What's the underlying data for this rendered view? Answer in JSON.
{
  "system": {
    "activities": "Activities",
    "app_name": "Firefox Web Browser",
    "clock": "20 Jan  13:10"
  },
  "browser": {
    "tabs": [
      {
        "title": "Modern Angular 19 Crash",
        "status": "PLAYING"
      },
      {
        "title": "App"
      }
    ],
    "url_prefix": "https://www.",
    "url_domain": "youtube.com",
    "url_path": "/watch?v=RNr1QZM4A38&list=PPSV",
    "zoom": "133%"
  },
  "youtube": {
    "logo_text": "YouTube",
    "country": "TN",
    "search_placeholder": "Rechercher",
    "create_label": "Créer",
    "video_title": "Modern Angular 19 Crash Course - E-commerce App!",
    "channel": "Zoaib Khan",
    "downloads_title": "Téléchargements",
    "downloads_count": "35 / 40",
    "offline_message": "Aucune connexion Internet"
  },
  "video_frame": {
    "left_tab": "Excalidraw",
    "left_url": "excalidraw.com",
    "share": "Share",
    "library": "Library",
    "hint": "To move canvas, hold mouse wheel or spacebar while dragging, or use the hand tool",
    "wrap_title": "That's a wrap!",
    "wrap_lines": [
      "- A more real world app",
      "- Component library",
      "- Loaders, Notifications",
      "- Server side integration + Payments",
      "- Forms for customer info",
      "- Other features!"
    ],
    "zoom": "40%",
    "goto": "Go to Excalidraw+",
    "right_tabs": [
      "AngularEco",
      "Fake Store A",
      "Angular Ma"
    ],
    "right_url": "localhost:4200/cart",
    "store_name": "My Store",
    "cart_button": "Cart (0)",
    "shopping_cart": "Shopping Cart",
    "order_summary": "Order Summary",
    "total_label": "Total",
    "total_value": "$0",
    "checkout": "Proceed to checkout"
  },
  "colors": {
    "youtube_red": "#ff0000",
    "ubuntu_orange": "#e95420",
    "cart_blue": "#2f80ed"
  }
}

######

- _EXERCISE TASK_
Copy down the whole of the data above, matching it exactly.

- _THE SOLUTION_
What's the underlying data for this rendered view? Answer in JSON.
{
  "system": {
    "activities": "Activities",
    "app_name": "Firefox Web Browser",
    "clock": "20 Jan  13:10"
  },
  "browser": {
    "tabs": [
      {
        "title": "Modern Angular 19 Crash",
        "status": "PLAYING"
      },
      {
        "title": "App"
      }
    ],
    "url_prefix": "https://www.",
    "url_domain": "youtube.com",
    "url_path": "/watch?v=RNr1QZM4A38&list=PPSV",
    "zoom": "133%"
  },
  "youtube": {
    "logo_text": "YouTube",
    "country": "TN",
    "search_placeholder": "Rechercher",
    "create_label": "Créer",
    "video_title": "Modern Angular 19 Crash Course - E-commerce App!",
    "channel": "Zoaib Khan",
    "downloads_title": "Téléchargements",
    "downloads_count": "35 / 40",
    "offline_message": "Aucune connexion Internet"
  },
  "video_frame": {
    "left_tab": "Excalidraw",
    "left_url": "excalidraw.com",
    "share": "Share",
    "library": "Library",
    "hint": "To move canvas, hold mouse wheel or spacebar while dragging, or use the hand tool",
    "wrap_title": "That's a wrap!",
    "wrap_lines": [
      "- A more real world app",
      "- Component library",
      "- Loaders, Notifications",
      "- Server side integration + Payments",
      "- Forms for customer info",
      "- Other features!"
    ],
    "zoom": "40%",
    "goto": "Go to Excalidraw+",
    "right_tabs": [
      "AngularEco",
      "Fake Store A",
      "Angular Ma"
    ],
    "right_url": "localhost:4200/cart",
    "store_name": "My Store",
    "cart_button": "Cart (0)",
    "shopping_cart": "Shopping Cart",
    "order_summary": "Order Summary",
    "total_label": "Total",
    "total_value": "$0",
    "checkout": "Proceed to checkout"
  },
  "colors": {
    "youtube_red": "#ff0000",
    "ubuntu_orange": "#e95420",
    "cart_blue": "#2f80ed"
  }
}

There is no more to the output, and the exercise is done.